● **Given records**
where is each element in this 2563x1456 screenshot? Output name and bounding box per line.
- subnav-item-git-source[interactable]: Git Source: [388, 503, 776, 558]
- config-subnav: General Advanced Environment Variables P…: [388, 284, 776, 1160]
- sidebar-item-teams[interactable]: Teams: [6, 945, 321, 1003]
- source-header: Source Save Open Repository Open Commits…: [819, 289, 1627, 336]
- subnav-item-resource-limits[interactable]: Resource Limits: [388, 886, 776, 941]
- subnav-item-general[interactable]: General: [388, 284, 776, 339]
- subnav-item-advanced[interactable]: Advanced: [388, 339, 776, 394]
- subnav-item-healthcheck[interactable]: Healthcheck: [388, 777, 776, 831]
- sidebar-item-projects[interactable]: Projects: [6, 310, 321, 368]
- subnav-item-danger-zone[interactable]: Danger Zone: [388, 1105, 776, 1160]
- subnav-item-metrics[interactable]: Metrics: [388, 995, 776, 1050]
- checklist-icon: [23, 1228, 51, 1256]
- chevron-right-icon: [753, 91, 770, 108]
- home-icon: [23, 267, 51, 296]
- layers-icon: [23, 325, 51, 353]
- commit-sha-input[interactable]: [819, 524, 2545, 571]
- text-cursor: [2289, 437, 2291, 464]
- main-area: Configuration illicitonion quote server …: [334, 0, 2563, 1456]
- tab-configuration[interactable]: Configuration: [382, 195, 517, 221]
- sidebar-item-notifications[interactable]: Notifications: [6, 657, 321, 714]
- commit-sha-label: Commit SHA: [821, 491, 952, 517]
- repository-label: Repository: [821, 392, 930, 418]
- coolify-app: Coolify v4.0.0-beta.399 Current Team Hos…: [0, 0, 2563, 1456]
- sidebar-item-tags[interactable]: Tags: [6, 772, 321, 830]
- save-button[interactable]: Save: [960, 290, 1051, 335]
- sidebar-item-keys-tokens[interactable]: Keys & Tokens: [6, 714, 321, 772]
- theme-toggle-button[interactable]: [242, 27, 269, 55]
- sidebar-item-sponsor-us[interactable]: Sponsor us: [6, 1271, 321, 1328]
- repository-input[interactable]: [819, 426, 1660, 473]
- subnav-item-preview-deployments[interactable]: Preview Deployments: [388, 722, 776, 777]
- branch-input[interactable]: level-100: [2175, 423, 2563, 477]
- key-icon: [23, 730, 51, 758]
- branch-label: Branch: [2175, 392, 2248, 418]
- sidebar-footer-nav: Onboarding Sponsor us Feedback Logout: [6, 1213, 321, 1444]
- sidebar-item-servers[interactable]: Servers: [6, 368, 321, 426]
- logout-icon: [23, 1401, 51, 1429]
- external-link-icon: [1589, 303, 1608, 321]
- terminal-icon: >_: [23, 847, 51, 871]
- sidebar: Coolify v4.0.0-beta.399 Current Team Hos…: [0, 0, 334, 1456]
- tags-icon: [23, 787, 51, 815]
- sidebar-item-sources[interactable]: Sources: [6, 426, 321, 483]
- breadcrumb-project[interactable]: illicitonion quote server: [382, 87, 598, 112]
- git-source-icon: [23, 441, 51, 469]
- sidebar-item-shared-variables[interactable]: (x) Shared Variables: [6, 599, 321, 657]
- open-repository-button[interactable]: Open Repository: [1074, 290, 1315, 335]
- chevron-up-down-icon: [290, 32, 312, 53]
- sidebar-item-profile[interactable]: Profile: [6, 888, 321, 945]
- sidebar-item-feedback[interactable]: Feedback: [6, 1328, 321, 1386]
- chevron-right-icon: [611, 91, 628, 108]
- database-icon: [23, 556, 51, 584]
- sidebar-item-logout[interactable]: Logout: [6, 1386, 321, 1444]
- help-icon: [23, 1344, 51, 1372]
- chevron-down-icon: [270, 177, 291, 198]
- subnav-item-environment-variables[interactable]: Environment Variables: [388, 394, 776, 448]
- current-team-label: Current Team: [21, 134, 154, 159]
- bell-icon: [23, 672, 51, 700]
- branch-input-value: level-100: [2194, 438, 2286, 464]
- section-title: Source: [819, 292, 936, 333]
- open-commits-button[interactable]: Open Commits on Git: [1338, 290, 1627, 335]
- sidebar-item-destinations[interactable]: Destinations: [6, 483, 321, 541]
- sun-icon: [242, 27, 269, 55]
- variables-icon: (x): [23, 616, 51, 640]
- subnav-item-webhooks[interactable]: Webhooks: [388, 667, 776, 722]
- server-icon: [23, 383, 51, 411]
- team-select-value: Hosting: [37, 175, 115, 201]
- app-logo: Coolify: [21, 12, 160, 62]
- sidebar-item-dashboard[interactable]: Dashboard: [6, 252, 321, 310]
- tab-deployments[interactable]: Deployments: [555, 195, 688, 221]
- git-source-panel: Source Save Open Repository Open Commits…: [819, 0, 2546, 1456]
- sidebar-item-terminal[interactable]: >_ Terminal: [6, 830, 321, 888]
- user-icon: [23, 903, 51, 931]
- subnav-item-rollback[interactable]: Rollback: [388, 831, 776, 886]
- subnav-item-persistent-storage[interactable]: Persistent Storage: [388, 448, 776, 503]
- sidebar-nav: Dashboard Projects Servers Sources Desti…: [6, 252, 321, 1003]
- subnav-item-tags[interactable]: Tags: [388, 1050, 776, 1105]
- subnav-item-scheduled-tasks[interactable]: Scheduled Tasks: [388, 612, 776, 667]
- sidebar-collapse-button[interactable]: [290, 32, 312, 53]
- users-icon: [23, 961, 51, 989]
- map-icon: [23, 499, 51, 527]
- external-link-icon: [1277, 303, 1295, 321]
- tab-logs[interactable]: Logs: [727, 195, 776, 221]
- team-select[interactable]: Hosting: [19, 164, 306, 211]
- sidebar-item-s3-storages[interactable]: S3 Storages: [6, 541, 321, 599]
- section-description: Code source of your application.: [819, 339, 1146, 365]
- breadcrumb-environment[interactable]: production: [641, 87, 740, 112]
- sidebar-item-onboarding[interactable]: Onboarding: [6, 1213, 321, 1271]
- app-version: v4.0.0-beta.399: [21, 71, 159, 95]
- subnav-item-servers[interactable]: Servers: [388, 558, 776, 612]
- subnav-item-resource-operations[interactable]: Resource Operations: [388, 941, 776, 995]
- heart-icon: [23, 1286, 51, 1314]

● **What is asked**
Copy out the full listing above line for line, with no changes.

● **Written answer**
where is each element in this 2563x1456 screenshot? Output name and bounding box per line.
- subnav-item-git-source[interactable]: Git Source: [388, 503, 776, 558]
- config-subnav: General Advanced Environment Variables P…: [388, 284, 776, 1160]
- sidebar-item-teams[interactable]: Teams: [6, 945, 321, 1003]
- source-header: Source Save Open Repository Open Commits…: [819, 289, 1627, 336]
- subnav-item-resource-limits[interactable]: Resource Limits: [388, 886, 776, 941]
- subnav-item-general[interactable]: General: [388, 284, 776, 339]
- subnav-item-advanced[interactable]: Advanced: [388, 339, 776, 394]
- subnav-item-healthcheck[interactable]: Healthcheck: [388, 777, 776, 831]
- sidebar-item-projects[interactable]: Projects: [6, 310, 321, 368]
- subnav-item-danger-zone[interactable]: Danger Zone: [388, 1105, 776, 1160]
- subnav-item-metrics[interactable]: Metrics: [388, 995, 776, 1050]
- checklist-icon: [23, 1228, 51, 1256]
- chevron-right-icon: [753, 91, 770, 108]
- home-icon: [23, 267, 51, 296]
- layers-icon: [23, 325, 51, 353]
- commit-sha-input[interactable]: [819, 524, 2545, 571]
- text-cursor: [2289, 437, 2291, 464]
- main-area: Configuration illicitonion quote server …: [334, 0, 2563, 1456]
- tab-configuration[interactable]: Configuration: [382, 195, 517, 221]
- sidebar-item-notifications[interactable]: Notifications: [6, 657, 321, 714]
- commit-sha-label: Commit SHA: [821, 491, 952, 517]
- repository-label: Repository: [821, 392, 930, 418]
- coolify-app: Coolify v4.0.0-beta.399 Current Team Hos…: [0, 0, 2563, 1456]
- sidebar-item-tags[interactable]: Tags: [6, 772, 321, 830]
- save-button[interactable]: Save: [960, 290, 1051, 335]
- sidebar-item-keys-tokens[interactable]: Keys & Tokens: [6, 714, 321, 772]
- theme-toggle-button[interactable]: [242, 27, 269, 55]
- sidebar-item-sponsor-us[interactable]: Sponsor us: [6, 1271, 321, 1328]
- repository-input[interactable]: [819, 426, 1660, 473]
- subnav-item-preview-deployments[interactable]: Preview Deployments: [388, 722, 776, 777]
- branch-input[interactable]: level-100: [2175, 423, 2563, 477]
- key-icon: [23, 730, 51, 758]
- branch-label: Branch: [2175, 392, 2248, 418]
- sidebar-footer-nav: Onboarding Sponsor us Feedback Logout: [6, 1213, 321, 1444]
- sidebar-item-servers[interactable]: Servers: [6, 368, 321, 426]
- logout-icon: [23, 1401, 51, 1429]
- external-link-icon: [1589, 303, 1608, 321]
- terminal-icon: >_: [23, 847, 51, 871]
- sidebar: Coolify v4.0.0-beta.399 Current Team Hos…: [0, 0, 334, 1456]
- tags-icon: [23, 787, 51, 815]
- sidebar-item-sources[interactable]: Sources: [6, 426, 321, 483]
- breadcrumb-project[interactable]: illicitonion quote server: [382, 87, 598, 112]
- git-source-icon: [23, 441, 51, 469]
- sidebar-item-shared-variables[interactable]: (x) Shared Variables: [6, 599, 321, 657]
- open-repository-button[interactable]: Open Repository: [1074, 290, 1315, 335]
- chevron-up-down-icon: [290, 32, 312, 53]
- sidebar-item-profile[interactable]: Profile: [6, 888, 321, 945]
- sidebar-item-feedback[interactable]: Feedback: [6, 1328, 321, 1386]
- chevron-right-icon: [611, 91, 628, 108]
- database-icon: [23, 556, 51, 584]
- sidebar-item-logout[interactable]: Logout: [6, 1386, 321, 1444]
- help-icon: [23, 1344, 51, 1372]
- chevron-down-icon: [270, 177, 291, 198]
- subnav-item-environment-variables[interactable]: Environment Variables: [388, 394, 776, 448]
- current-team-label: Current Team: [21, 134, 154, 159]
- bell-icon: [23, 672, 51, 700]
- branch-input-value: level-100: [2194, 438, 2286, 464]
- section-title: Source: [819, 292, 936, 333]
- open-commits-button[interactable]: Open Commits on Git: [1338, 290, 1627, 335]
- sidebar-item-destinations[interactable]: Destinations: [6, 483, 321, 541]
- sun-icon: [242, 27, 269, 55]
- variables-icon: (x): [23, 616, 51, 640]
- subnav-item-webhooks[interactable]: Webhooks: [388, 667, 776, 722]
- server-icon: [23, 383, 51, 411]
- team-select-value: Hosting: [37, 175, 115, 201]
- app-logo: Coolify: [21, 12, 160, 62]
- sidebar-item-dashboard[interactable]: Dashboard: [6, 252, 321, 310]
- tab-deployments[interactable]: Deployments: [555, 195, 688, 221]
- git-source-panel: Source Save Open Repository Open Commits…: [819, 0, 2546, 1456]
- sidebar-item-terminal[interactable]: >_ Terminal: [6, 830, 321, 888]
- user-icon: [23, 903, 51, 931]
- subnav-item-rollback[interactable]: Rollback: [388, 831, 776, 886]
- subnav-item-persistent-storage[interactable]: Persistent Storage: [388, 448, 776, 503]
- sidebar-nav: Dashboard Projects Servers Sources Desti…: [6, 252, 321, 1003]
- subnav-item-tags[interactable]: Tags: [388, 1050, 776, 1105]
- subnav-item-scheduled-tasks[interactable]: Scheduled Tasks: [388, 612, 776, 667]
- sidebar-collapse-button[interactable]: [290, 32, 312, 53]
- users-icon: [23, 961, 51, 989]
- map-icon: [23, 499, 51, 527]
- external-link-icon: [1277, 303, 1295, 321]
- tab-logs[interactable]: Logs: [727, 195, 776, 221]
- team-select[interactable]: Hosting: [19, 164, 306, 211]
- sidebar-item-s3-storages[interactable]: S3 Storages: [6, 541, 321, 599]
- section-description: Code source of your application.: [819, 339, 1146, 365]
- breadcrumb-environment[interactable]: production: [641, 87, 740, 112]
- sidebar-item-onboarding[interactable]: Onboarding: [6, 1213, 321, 1271]
- app-version: v4.0.0-beta.399: [21, 71, 159, 95]
- subnav-item-servers[interactable]: Servers: [388, 558, 776, 612]
- subnav-item-resource-operations[interactable]: Resource Operations: [388, 941, 776, 995]
- heart-icon: [23, 1286, 51, 1314]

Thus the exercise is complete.